EXERCISE REQUIREMENTS ->
Every line with the string "panel" should be gathered.

RECORDS FOR PROCESSING ->
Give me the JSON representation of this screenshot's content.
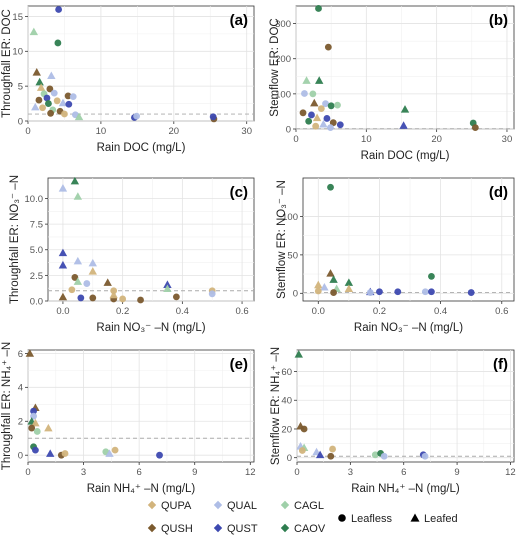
{
  "colors": {
    "QUPA": "#d2b47c",
    "QUAL": "#aebde6",
    "CAGL": "#9fd0a9",
    "QUSH": "#7b5a2e",
    "QUST": "#3d49b0",
    "CAOV": "#2e7d4f"
  },
  "legend": {
    "species": [
      {
        "key": "QUPA",
        "label": "QUPA"
      },
      {
        "key": "QUAL",
        "label": "QUAL"
      },
      {
        "key": "CAGL",
        "label": "CAGL"
      },
      {
        "key": "QUSH",
        "label": "QUSH"
      },
      {
        "key": "QUST",
        "label": "QUST"
      },
      {
        "key": "CAOV",
        "label": "CAOV"
      }
    ],
    "phases": [
      {
        "key": "leafless",
        "label": "Leafless"
      },
      {
        "key": "leafed",
        "label": "Leafed"
      }
    ]
  },
  "chart_data": [
    {
      "panel": "(a)",
      "type": "scatter",
      "xlabel": "Rain DOC (mg/L)",
      "ylabel": "Throughfall ER: DOC",
      "xlim": [
        0,
        31
      ],
      "ylim": [
        0,
        16.5
      ],
      "xticks": [
        0,
        10,
        20,
        30
      ],
      "yticks": [
        0,
        5,
        10,
        15
      ],
      "ref_line": 1,
      "points": [
        {
          "x": 0.8,
          "y": 12.8,
          "s": "CAGL",
          "m": "leafed"
        },
        {
          "x": 4.2,
          "y": 16.0,
          "s": "QUST",
          "m": "leafless"
        },
        {
          "x": 4.1,
          "y": 11.2,
          "s": "CAOV",
          "m": "leafless"
        },
        {
          "x": 1.2,
          "y": 7.0,
          "s": "QUSH",
          "m": "leafed"
        },
        {
          "x": 1.6,
          "y": 5.6,
          "s": "CAOV",
          "m": "leafed"
        },
        {
          "x": 3.2,
          "y": 6.5,
          "s": "QUAL",
          "m": "leafed"
        },
        {
          "x": 1.8,
          "y": 4.8,
          "s": "QUPA",
          "m": "leafed"
        },
        {
          "x": 3.0,
          "y": 4.6,
          "s": "QUSH",
          "m": "leafless"
        },
        {
          "x": 3.6,
          "y": 4.0,
          "s": "QUAL",
          "m": "leafless"
        },
        {
          "x": 2.2,
          "y": 3.9,
          "s": "CAGL",
          "m": "leafless"
        },
        {
          "x": 5.5,
          "y": 3.6,
          "s": "QUSH",
          "m": "leafless"
        },
        {
          "x": 6.2,
          "y": 3.5,
          "s": "QUAL",
          "m": "leafless"
        },
        {
          "x": 2.6,
          "y": 3.3,
          "s": "QUST",
          "m": "leafless"
        },
        {
          "x": 1.5,
          "y": 3.0,
          "s": "QUSH",
          "m": "leafless"
        },
        {
          "x": 4.0,
          "y": 2.9,
          "s": "QUPA",
          "m": "leafless"
        },
        {
          "x": 2.8,
          "y": 2.5,
          "s": "CAOV",
          "m": "leafless"
        },
        {
          "x": 4.8,
          "y": 2.6,
          "s": "QUAL",
          "m": "leafed"
        },
        {
          "x": 5.6,
          "y": 2.4,
          "s": "QUST",
          "m": "leafless"
        },
        {
          "x": 1.0,
          "y": 2.0,
          "s": "QUAL",
          "m": "leafed"
        },
        {
          "x": 2.0,
          "y": 1.9,
          "s": "QUPA",
          "m": "leafless"
        },
        {
          "x": 3.4,
          "y": 1.6,
          "s": "CAGL",
          "m": "leafless"
        },
        {
          "x": 4.4,
          "y": 1.4,
          "s": "QUSH",
          "m": "leafless"
        },
        {
          "x": 3.1,
          "y": 1.1,
          "s": "QUSH",
          "m": "leafless"
        },
        {
          "x": 5.0,
          "y": 1.0,
          "s": "QUPA",
          "m": "leafless"
        },
        {
          "x": 6.5,
          "y": 0.9,
          "s": "QUAL",
          "m": "leafless"
        },
        {
          "x": 7.0,
          "y": 0.6,
          "s": "CAGL",
          "m": "leafed"
        },
        {
          "x": 14.6,
          "y": 0.5,
          "s": "QUST",
          "m": "leafless"
        },
        {
          "x": 14.9,
          "y": 0.7,
          "s": "QUAL",
          "m": "leafless"
        },
        {
          "x": 25.5,
          "y": 0.3,
          "s": "QUSH",
          "m": "leafless"
        },
        {
          "x": 25.4,
          "y": 0.6,
          "s": "QUST",
          "m": "leafless"
        }
      ]
    },
    {
      "panel": "(b)",
      "type": "scatter",
      "xlabel": "Rain DOC (mg/L)",
      "ylabel": "Stemflow ER: DOC",
      "xlim": [
        0,
        31
      ],
      "ylim": [
        0,
        350
      ],
      "xticks": [
        0,
        10,
        20,
        30
      ],
      "yticks": [
        0,
        100,
        200,
        300
      ],
      "ref_line": 1,
      "points": [
        {
          "x": 3.2,
          "y": 343,
          "s": "CAOV",
          "m": "leafless"
        },
        {
          "x": 4.6,
          "y": 233,
          "s": "QUSH",
          "m": "leafless"
        },
        {
          "x": 1.5,
          "y": 138,
          "s": "CAGL",
          "m": "leafed"
        },
        {
          "x": 3.3,
          "y": 138,
          "s": "CAOV",
          "m": "leafed"
        },
        {
          "x": 1.2,
          "y": 101,
          "s": "QUAL",
          "m": "leafless"
        },
        {
          "x": 2.4,
          "y": 100,
          "s": "CAGL",
          "m": "leafless"
        },
        {
          "x": 2.6,
          "y": 74,
          "s": "QUSH",
          "m": "leafed"
        },
        {
          "x": 4.2,
          "y": 72,
          "s": "QUAL",
          "m": "leafless"
        },
        {
          "x": 5.0,
          "y": 66,
          "s": "CAOV",
          "m": "leafless"
        },
        {
          "x": 5.9,
          "y": 68,
          "s": "CAGL",
          "m": "leafless"
        },
        {
          "x": 3.6,
          "y": 58,
          "s": "QUPA",
          "m": "leafless"
        },
        {
          "x": 15.5,
          "y": 56,
          "s": "CAOV",
          "m": "leafed"
        },
        {
          "x": 1.0,
          "y": 46,
          "s": "QUSH",
          "m": "leafless"
        },
        {
          "x": 2.2,
          "y": 40,
          "s": "QUST",
          "m": "leafless"
        },
        {
          "x": 3.0,
          "y": 32,
          "s": "QUPA",
          "m": "leafed"
        },
        {
          "x": 4.4,
          "y": 30,
          "s": "QUST",
          "m": "leafless"
        },
        {
          "x": 1.8,
          "y": 22,
          "s": "CAOV",
          "m": "leafless"
        },
        {
          "x": 5.3,
          "y": 18,
          "s": "QUSH",
          "m": "leafless"
        },
        {
          "x": 25.2,
          "y": 17,
          "s": "CAOV",
          "m": "leafless"
        },
        {
          "x": 3.9,
          "y": 14,
          "s": "QUAL",
          "m": "leafed"
        },
        {
          "x": 6.3,
          "y": 12,
          "s": "QUST",
          "m": "leafless"
        },
        {
          "x": 2.8,
          "y": 8,
          "s": "QUPA",
          "m": "leafless"
        },
        {
          "x": 15.3,
          "y": 10,
          "s": "QUST",
          "m": "leafed"
        },
        {
          "x": 25.5,
          "y": 4,
          "s": "QUSH",
          "m": "leafless"
        },
        {
          "x": 4.9,
          "y": 4,
          "s": "QUAL",
          "m": "leafless"
        }
      ]
    },
    {
      "panel": "(c)",
      "type": "scatter",
      "xlabel": "Rain NO₃⁻ –N (mg/L)",
      "ylabel": "Throughfall ER: NO₃⁻ –N",
      "xlim": [
        -0.05,
        0.64
      ],
      "ylim": [
        0,
        12
      ],
      "xticks": [
        0.0,
        0.2,
        0.4,
        0.6
      ],
      "xtick_labels": [
        "0.0",
        "0.2",
        "0.4",
        "0.6"
      ],
      "yticks": [
        0,
        2.5,
        5,
        7.5,
        10
      ],
      "ytick_labels": [
        "0.0",
        "2.5",
        "5.0",
        "7.5",
        "10.0"
      ],
      "ref_line": 1,
      "points": [
        {
          "x": 0.04,
          "y": 11.7,
          "s": "CAOV",
          "m": "leafed"
        },
        {
          "x": 0.0,
          "y": 11.0,
          "s": "QUAL",
          "m": "leafed"
        },
        {
          "x": 0.05,
          "y": 10.2,
          "s": "CAGL",
          "m": "leafed"
        },
        {
          "x": 0.0,
          "y": 4.7,
          "s": "QUST",
          "m": "leafed"
        },
        {
          "x": 0.0,
          "y": 3.5,
          "s": "QUST",
          "m": "leafed"
        },
        {
          "x": 0.05,
          "y": 3.9,
          "s": "QUAL",
          "m": "leafed"
        },
        {
          "x": 0.1,
          "y": 3.7,
          "s": "QUAL",
          "m": "leafed"
        },
        {
          "x": 0.1,
          "y": 2.9,
          "s": "QUPA",
          "m": "leafed"
        },
        {
          "x": 0.04,
          "y": 2.3,
          "s": "QUSH",
          "m": "leafless"
        },
        {
          "x": 0.05,
          "y": 1.9,
          "s": "CAGL",
          "m": "leafed"
        },
        {
          "x": 0.08,
          "y": 1.7,
          "s": "QUAL",
          "m": "leafless"
        },
        {
          "x": 0.15,
          "y": 1.8,
          "s": "QUSH",
          "m": "leafed"
        },
        {
          "x": 0.35,
          "y": 1.6,
          "s": "QUST",
          "m": "leafed"
        },
        {
          "x": 0.35,
          "y": 1.2,
          "s": "CAGL",
          "m": "leafed"
        },
        {
          "x": 0.03,
          "y": 1.1,
          "s": "QUPA",
          "m": "leafless"
        },
        {
          "x": 0.17,
          "y": 1.0,
          "s": "QUPA",
          "m": "leafless"
        },
        {
          "x": 0.5,
          "y": 1.0,
          "s": "QUPA",
          "m": "leafless"
        },
        {
          "x": 0.5,
          "y": 0.7,
          "s": "QUAL",
          "m": "leafless"
        },
        {
          "x": 0.0,
          "y": 0.4,
          "s": "QUSH",
          "m": "leafed"
        },
        {
          "x": 0.06,
          "y": 0.3,
          "s": "QUST",
          "m": "leafless"
        },
        {
          "x": 0.1,
          "y": 0.3,
          "s": "QUSH",
          "m": "leafless"
        },
        {
          "x": 0.17,
          "y": 0.2,
          "s": "QUSH",
          "m": "leafless"
        },
        {
          "x": 0.2,
          "y": 0.2,
          "s": "QUPA",
          "m": "leafless"
        },
        {
          "x": 0.26,
          "y": 0.1,
          "s": "QUSH",
          "m": "leafless"
        },
        {
          "x": 0.38,
          "y": 0.4,
          "s": "QUSH",
          "m": "leafless"
        },
        {
          "x": 0.17,
          "y": 0.6,
          "s": "QUPA",
          "m": "leafed"
        }
      ]
    },
    {
      "panel": "(d)",
      "type": "scatter",
      "xlabel": "Rain NO₃⁻ –N (mg/L)",
      "ylabel": "Stemflow ER: NO₃⁻ –N",
      "xlim": [
        -0.05,
        0.64
      ],
      "ylim": [
        -10,
        150
      ],
      "xticks": [
        0.0,
        0.2,
        0.4,
        0.6
      ],
      "xtick_labels": [
        "0.0",
        "0.2",
        "0.4",
        "0.6"
      ],
      "yticks": [
        0,
        50,
        100
      ],
      "ref_line": 1,
      "points": [
        {
          "x": 0.04,
          "y": 138,
          "s": "CAOV",
          "m": "leafless"
        },
        {
          "x": 0.04,
          "y": 26,
          "s": "QUSH",
          "m": "leafed"
        },
        {
          "x": 0.37,
          "y": 22,
          "s": "CAOV",
          "m": "leafless"
        },
        {
          "x": 0.05,
          "y": 18,
          "s": "CAOV",
          "m": "leafed"
        },
        {
          "x": 0.1,
          "y": 14,
          "s": "CAOV",
          "m": "leafed"
        },
        {
          "x": 0.0,
          "y": 11,
          "s": "QUPA",
          "m": "leafed"
        },
        {
          "x": 0.02,
          "y": 8,
          "s": "QUAL",
          "m": "leafed"
        },
        {
          "x": 0.06,
          "y": 6,
          "s": "CAGL",
          "m": "leafed"
        },
        {
          "x": 0.1,
          "y": 6,
          "s": "QUPA",
          "m": "leafed"
        },
        {
          "x": 0.0,
          "y": 3,
          "s": "QUPA",
          "m": "leafless"
        },
        {
          "x": 0.17,
          "y": 2,
          "s": "QUST",
          "m": "leafed"
        },
        {
          "x": 0.2,
          "y": 2,
          "s": "QUST",
          "m": "leafless"
        },
        {
          "x": 0.26,
          "y": 2,
          "s": "QUST",
          "m": "leafless"
        },
        {
          "x": 0.35,
          "y": 2,
          "s": "QUAL",
          "m": "leafless"
        },
        {
          "x": 0.37,
          "y": 2,
          "s": "QUST",
          "m": "leafless"
        },
        {
          "x": 0.5,
          "y": 1,
          "s": "QUST",
          "m": "leafless"
        },
        {
          "x": 0.17,
          "y": 1,
          "s": "QUAL",
          "m": "leafless"
        },
        {
          "x": 0.05,
          "y": 1,
          "s": "QUSH",
          "m": "leafless"
        }
      ]
    },
    {
      "panel": "(e)",
      "type": "scatter",
      "xlabel": "Rain NH₄⁺ –N (mg/L)",
      "ylabel": "Throughfall ER: NH₄⁺ –N",
      "xlim": [
        0,
        12.2
      ],
      "ylim": [
        -0.4,
        6.2
      ],
      "xticks": [
        0,
        3,
        6,
        9,
        12
      ],
      "yticks": [
        0,
        2,
        4,
        6
      ],
      "ref_line": 1,
      "points": [
        {
          "x": 0.1,
          "y": 6.0,
          "s": "QUSH",
          "m": "leafed"
        },
        {
          "x": 0.4,
          "y": 2.8,
          "s": "QUSH",
          "m": "leafed"
        },
        {
          "x": 0.3,
          "y": 2.6,
          "s": "QUST",
          "m": "leafless"
        },
        {
          "x": 0.3,
          "y": 2.3,
          "s": "QUAL",
          "m": "leafless"
        },
        {
          "x": 0.2,
          "y": 2.0,
          "s": "CAOV",
          "m": "leafed"
        },
        {
          "x": 0.4,
          "y": 1.9,
          "s": "QUPA",
          "m": "leafed"
        },
        {
          "x": 0.2,
          "y": 1.6,
          "s": "QUSH",
          "m": "leafless"
        },
        {
          "x": 1.1,
          "y": 1.6,
          "s": "QUPA",
          "m": "leafed"
        },
        {
          "x": 0.5,
          "y": 1.4,
          "s": "CAGL",
          "m": "leafless"
        },
        {
          "x": 0.3,
          "y": 0.5,
          "s": "CAOV",
          "m": "leafless"
        },
        {
          "x": 0.4,
          "y": 0.3,
          "s": "QUST",
          "m": "leafless"
        },
        {
          "x": 1.2,
          "y": 0.1,
          "s": "QUST",
          "m": "leafed"
        },
        {
          "x": 1.8,
          "y": 0.0,
          "s": "QUSH",
          "m": "leafless"
        },
        {
          "x": 2.0,
          "y": 0.1,
          "s": "QUPA",
          "m": "leafless"
        },
        {
          "x": 4.2,
          "y": 0.2,
          "s": "CAGL",
          "m": "leafless"
        },
        {
          "x": 4.7,
          "y": 0.3,
          "s": "QUPA",
          "m": "leafless"
        },
        {
          "x": 4.4,
          "y": 0.1,
          "s": "QUAL",
          "m": "leafed"
        },
        {
          "x": 7.1,
          "y": 0.0,
          "s": "QUST",
          "m": "leafless"
        }
      ]
    },
    {
      "panel": "(f)",
      "type": "scatter",
      "xlabel": "Rain NH₄⁺ –N (mg/L)",
      "ylabel": "Stemflow ER: NH₄⁺ –N",
      "xlim": [
        0,
        12.2
      ],
      "ylim": [
        -3,
        75
      ],
      "xticks": [
        0,
        3,
        6,
        9,
        12
      ],
      "yticks": [
        0,
        20,
        40,
        60
      ],
      "ref_line": 1,
      "points": [
        {
          "x": 0.1,
          "y": 72,
          "s": "CAOV",
          "m": "leafed"
        },
        {
          "x": 0.2,
          "y": 22,
          "s": "QUSH",
          "m": "leafed"
        },
        {
          "x": 0.4,
          "y": 20,
          "s": "QUSH",
          "m": "leafless"
        },
        {
          "x": 0.2,
          "y": 8,
          "s": "QUAL",
          "m": "leafed"
        },
        {
          "x": 0.4,
          "y": 7,
          "s": "CAGL",
          "m": "leafed"
        },
        {
          "x": 0.3,
          "y": 5,
          "s": "QUPA",
          "m": "leafless"
        },
        {
          "x": 1.1,
          "y": 4,
          "s": "QUAL",
          "m": "leafed"
        },
        {
          "x": 1.3,
          "y": 2,
          "s": "QUST",
          "m": "leafed"
        },
        {
          "x": 1.9,
          "y": 1,
          "s": "QUSH",
          "m": "leafless"
        },
        {
          "x": 2.0,
          "y": 6,
          "s": "QUPA",
          "m": "leafless"
        },
        {
          "x": 4.4,
          "y": 2,
          "s": "CAGL",
          "m": "leafless"
        },
        {
          "x": 4.7,
          "y": 3,
          "s": "CAOV",
          "m": "leafless"
        },
        {
          "x": 4.9,
          "y": 1,
          "s": "QUAL",
          "m": "leafless"
        },
        {
          "x": 7.1,
          "y": 2,
          "s": "QUST",
          "m": "leafless"
        },
        {
          "x": 7.2,
          "y": 1,
          "s": "QUAL",
          "m": "leafless"
        }
      ]
    }
  ]
}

SOLUTION TO THIS EXERCISE ->
      "panel": "(a)",
      "panel": "(b)",
      "panel": "(c)",
      "panel": "(d)",
      "panel": "(e)",
      "panel": "(f)",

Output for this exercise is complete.